Written problem: Search the material for the string "ylabel", then return every line where it is found.

(Dataset listings of figures)
"""

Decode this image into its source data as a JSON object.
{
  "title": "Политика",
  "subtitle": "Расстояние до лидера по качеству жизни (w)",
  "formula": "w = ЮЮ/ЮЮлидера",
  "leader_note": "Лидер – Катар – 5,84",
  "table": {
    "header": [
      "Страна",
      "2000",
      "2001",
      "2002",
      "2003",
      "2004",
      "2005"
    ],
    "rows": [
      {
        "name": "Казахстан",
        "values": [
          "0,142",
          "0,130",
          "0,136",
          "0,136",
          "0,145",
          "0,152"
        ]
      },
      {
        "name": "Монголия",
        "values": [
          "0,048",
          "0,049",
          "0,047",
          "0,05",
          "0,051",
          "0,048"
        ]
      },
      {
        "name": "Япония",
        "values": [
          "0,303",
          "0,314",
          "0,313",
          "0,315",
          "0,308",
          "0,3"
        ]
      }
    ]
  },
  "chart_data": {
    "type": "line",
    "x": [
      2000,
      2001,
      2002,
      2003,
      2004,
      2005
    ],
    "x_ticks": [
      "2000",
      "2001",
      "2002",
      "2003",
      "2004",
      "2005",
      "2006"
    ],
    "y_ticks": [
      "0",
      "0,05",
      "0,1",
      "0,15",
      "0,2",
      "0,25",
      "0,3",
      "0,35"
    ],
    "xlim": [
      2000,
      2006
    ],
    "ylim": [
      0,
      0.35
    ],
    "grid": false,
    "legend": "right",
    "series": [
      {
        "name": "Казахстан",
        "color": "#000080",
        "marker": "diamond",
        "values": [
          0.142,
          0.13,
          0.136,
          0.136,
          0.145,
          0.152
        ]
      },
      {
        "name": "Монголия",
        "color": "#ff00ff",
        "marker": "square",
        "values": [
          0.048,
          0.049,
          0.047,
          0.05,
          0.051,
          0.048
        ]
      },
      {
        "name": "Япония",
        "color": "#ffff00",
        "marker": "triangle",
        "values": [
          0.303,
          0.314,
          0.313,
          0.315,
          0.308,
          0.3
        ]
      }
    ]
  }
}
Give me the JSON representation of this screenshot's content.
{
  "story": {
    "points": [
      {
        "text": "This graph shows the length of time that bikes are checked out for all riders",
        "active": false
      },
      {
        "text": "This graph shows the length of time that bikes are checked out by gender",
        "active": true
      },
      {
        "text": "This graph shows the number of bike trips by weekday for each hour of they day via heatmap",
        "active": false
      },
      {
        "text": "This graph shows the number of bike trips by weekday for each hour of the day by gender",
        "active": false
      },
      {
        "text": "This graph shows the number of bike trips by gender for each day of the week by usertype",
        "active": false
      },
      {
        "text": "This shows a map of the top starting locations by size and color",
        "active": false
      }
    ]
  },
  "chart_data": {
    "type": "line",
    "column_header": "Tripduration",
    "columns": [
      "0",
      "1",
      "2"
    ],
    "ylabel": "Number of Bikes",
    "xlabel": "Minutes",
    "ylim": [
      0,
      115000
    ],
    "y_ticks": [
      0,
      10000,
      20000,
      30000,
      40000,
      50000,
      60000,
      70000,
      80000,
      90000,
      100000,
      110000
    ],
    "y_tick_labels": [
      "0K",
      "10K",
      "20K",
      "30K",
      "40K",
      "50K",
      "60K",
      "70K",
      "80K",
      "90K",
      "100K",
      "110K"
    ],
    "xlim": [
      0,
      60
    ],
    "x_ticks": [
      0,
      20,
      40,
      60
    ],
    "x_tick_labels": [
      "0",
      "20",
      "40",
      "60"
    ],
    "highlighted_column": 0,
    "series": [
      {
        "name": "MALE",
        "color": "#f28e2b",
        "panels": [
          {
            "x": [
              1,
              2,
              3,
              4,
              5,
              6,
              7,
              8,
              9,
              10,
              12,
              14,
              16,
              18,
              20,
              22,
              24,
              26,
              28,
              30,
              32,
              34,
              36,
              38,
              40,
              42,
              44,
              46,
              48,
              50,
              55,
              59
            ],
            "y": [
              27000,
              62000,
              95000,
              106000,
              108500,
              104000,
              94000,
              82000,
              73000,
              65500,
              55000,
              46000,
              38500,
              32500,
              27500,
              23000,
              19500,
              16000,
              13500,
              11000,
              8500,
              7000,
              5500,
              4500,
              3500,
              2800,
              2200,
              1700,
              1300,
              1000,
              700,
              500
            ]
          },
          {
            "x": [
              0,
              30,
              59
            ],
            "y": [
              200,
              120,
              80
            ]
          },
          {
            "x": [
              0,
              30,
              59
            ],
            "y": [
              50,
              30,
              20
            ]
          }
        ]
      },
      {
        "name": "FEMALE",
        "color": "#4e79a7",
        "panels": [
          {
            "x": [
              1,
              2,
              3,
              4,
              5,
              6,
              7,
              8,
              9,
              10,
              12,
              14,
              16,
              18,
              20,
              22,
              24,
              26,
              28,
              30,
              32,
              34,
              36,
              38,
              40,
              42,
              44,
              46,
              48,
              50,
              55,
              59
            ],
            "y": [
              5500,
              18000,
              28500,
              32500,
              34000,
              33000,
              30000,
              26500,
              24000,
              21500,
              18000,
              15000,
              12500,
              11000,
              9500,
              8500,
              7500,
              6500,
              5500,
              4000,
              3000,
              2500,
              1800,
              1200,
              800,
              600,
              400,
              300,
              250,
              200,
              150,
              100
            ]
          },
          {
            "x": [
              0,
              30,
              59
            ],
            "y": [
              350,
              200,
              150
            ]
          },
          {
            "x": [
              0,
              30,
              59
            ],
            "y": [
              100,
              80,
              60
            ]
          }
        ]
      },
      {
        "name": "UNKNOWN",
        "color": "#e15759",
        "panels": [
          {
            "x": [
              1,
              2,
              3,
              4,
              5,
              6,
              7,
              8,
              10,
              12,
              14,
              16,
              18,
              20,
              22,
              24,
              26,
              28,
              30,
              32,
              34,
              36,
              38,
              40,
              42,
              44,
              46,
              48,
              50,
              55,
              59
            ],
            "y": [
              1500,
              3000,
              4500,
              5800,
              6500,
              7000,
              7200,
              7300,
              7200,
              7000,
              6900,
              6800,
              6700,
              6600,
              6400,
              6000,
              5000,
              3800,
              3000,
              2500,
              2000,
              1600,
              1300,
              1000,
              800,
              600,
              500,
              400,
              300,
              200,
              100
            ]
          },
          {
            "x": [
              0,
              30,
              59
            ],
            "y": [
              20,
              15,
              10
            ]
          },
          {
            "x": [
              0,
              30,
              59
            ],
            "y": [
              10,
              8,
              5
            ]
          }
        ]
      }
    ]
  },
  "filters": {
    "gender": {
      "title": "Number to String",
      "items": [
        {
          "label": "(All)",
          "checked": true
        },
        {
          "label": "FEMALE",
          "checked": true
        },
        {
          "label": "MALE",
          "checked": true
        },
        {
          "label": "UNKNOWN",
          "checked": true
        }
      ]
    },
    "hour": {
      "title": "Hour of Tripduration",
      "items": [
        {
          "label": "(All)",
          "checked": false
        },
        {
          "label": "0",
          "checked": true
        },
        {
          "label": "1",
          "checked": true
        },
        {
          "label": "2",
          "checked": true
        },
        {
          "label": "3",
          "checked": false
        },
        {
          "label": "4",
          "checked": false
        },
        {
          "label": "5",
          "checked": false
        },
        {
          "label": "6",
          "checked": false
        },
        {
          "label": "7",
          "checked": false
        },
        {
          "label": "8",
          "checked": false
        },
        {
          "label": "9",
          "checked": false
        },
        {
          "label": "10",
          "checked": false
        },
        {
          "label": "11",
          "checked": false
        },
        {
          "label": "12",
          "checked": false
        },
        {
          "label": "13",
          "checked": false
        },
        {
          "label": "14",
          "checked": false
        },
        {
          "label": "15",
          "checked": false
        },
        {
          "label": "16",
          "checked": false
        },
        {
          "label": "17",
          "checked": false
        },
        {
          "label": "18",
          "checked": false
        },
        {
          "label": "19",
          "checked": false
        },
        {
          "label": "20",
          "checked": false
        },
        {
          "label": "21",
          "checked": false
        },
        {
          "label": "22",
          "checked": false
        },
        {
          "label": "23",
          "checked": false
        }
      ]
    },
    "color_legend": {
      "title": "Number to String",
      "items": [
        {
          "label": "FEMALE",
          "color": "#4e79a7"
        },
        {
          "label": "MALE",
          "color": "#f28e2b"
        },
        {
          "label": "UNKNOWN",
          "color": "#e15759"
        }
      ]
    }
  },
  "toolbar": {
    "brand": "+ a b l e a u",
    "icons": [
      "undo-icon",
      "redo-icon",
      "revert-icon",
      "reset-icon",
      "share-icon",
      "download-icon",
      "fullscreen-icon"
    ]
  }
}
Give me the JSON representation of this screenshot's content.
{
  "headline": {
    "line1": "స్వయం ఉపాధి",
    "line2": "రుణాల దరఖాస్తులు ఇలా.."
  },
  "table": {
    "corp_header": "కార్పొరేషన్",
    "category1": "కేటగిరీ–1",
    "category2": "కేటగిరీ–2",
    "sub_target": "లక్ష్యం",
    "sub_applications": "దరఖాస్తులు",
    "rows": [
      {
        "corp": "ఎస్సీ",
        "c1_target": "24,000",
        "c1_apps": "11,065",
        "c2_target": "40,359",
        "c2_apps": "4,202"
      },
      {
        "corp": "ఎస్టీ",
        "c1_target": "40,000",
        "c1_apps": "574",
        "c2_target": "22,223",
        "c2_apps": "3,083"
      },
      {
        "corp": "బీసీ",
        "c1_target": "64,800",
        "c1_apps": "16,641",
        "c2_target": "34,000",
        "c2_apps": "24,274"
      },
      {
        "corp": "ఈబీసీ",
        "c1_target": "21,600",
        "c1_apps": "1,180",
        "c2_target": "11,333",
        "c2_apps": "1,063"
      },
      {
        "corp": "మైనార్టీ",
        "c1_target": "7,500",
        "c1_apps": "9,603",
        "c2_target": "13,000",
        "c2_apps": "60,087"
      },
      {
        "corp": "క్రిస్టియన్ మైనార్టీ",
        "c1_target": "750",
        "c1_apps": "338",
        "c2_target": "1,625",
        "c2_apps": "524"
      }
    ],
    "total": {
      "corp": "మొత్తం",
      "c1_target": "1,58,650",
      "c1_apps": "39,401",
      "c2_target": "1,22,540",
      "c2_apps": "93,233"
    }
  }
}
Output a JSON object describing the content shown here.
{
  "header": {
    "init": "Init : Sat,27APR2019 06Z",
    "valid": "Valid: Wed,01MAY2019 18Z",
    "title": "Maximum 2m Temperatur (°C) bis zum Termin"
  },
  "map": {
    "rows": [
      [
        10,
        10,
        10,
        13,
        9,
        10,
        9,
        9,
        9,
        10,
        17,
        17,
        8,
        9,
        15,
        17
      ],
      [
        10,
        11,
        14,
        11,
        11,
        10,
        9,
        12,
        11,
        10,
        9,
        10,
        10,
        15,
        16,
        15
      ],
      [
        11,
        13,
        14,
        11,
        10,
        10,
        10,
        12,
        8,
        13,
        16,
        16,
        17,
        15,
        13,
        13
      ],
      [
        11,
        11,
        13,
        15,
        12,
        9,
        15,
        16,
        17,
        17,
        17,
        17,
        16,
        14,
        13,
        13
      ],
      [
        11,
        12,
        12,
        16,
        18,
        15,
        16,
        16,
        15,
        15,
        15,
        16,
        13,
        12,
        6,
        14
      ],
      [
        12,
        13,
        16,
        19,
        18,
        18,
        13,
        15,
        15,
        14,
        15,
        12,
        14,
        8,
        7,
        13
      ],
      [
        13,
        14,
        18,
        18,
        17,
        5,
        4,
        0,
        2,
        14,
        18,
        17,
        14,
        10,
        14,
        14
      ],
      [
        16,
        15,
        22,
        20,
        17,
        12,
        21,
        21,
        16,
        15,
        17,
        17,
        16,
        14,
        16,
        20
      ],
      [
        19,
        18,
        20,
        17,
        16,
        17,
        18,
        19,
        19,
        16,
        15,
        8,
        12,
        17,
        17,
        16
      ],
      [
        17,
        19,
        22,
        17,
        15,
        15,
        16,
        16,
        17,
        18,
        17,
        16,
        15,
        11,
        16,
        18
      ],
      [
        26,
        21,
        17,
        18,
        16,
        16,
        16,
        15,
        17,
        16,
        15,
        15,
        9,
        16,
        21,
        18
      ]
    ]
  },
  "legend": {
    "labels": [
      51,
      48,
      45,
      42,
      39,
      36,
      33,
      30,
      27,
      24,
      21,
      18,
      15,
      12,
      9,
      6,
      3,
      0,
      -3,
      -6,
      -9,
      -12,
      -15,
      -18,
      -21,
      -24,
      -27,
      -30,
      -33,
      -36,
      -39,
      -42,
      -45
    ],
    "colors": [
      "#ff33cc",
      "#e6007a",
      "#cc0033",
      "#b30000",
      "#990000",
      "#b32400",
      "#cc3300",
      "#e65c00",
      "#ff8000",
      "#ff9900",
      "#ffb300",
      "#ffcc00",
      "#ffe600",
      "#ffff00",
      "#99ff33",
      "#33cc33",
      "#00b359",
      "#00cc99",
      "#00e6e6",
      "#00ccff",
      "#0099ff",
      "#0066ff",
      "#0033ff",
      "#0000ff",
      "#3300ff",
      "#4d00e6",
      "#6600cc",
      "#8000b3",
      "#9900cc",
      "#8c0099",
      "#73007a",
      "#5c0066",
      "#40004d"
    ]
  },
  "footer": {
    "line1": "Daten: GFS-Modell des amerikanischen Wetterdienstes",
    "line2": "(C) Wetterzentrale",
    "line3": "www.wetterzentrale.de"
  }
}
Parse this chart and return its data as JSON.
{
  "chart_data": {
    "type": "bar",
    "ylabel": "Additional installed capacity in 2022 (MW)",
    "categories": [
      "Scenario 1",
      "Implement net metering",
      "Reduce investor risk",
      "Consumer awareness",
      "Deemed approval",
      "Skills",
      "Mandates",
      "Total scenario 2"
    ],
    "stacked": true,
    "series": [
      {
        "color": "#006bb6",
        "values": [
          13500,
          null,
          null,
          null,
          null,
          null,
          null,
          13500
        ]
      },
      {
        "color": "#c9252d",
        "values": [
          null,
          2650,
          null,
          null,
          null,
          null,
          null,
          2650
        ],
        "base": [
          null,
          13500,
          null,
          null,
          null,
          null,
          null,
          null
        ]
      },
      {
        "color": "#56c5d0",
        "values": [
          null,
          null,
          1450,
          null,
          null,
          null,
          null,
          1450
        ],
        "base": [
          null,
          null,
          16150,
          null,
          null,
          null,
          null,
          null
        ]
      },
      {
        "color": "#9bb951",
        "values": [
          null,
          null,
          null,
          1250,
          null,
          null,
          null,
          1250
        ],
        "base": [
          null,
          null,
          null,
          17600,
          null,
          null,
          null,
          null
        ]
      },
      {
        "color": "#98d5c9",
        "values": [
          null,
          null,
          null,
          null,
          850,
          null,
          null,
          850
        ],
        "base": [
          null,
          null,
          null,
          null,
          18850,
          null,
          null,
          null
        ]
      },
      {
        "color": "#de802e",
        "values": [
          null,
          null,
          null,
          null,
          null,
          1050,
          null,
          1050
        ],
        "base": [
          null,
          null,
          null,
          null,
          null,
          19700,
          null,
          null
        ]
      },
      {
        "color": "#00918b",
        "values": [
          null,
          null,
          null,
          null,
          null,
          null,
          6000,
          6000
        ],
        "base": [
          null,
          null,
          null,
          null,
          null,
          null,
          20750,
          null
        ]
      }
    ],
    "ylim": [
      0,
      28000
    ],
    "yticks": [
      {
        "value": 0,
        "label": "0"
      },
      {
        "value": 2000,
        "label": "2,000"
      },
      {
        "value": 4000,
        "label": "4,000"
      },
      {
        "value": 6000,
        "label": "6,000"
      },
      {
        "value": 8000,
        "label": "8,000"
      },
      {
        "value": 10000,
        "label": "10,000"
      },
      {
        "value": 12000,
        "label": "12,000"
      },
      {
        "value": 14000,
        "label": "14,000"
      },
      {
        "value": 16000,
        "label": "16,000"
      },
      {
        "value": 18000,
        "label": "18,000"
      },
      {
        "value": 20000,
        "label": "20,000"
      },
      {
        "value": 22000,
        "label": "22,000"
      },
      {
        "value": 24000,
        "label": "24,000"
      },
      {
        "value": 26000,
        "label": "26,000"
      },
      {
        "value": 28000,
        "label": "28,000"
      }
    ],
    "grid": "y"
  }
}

"""

Task result:
    "ylabel": "Number of Bikes",
    "ylabel": "Additional installed capacity in 2022 (MW)",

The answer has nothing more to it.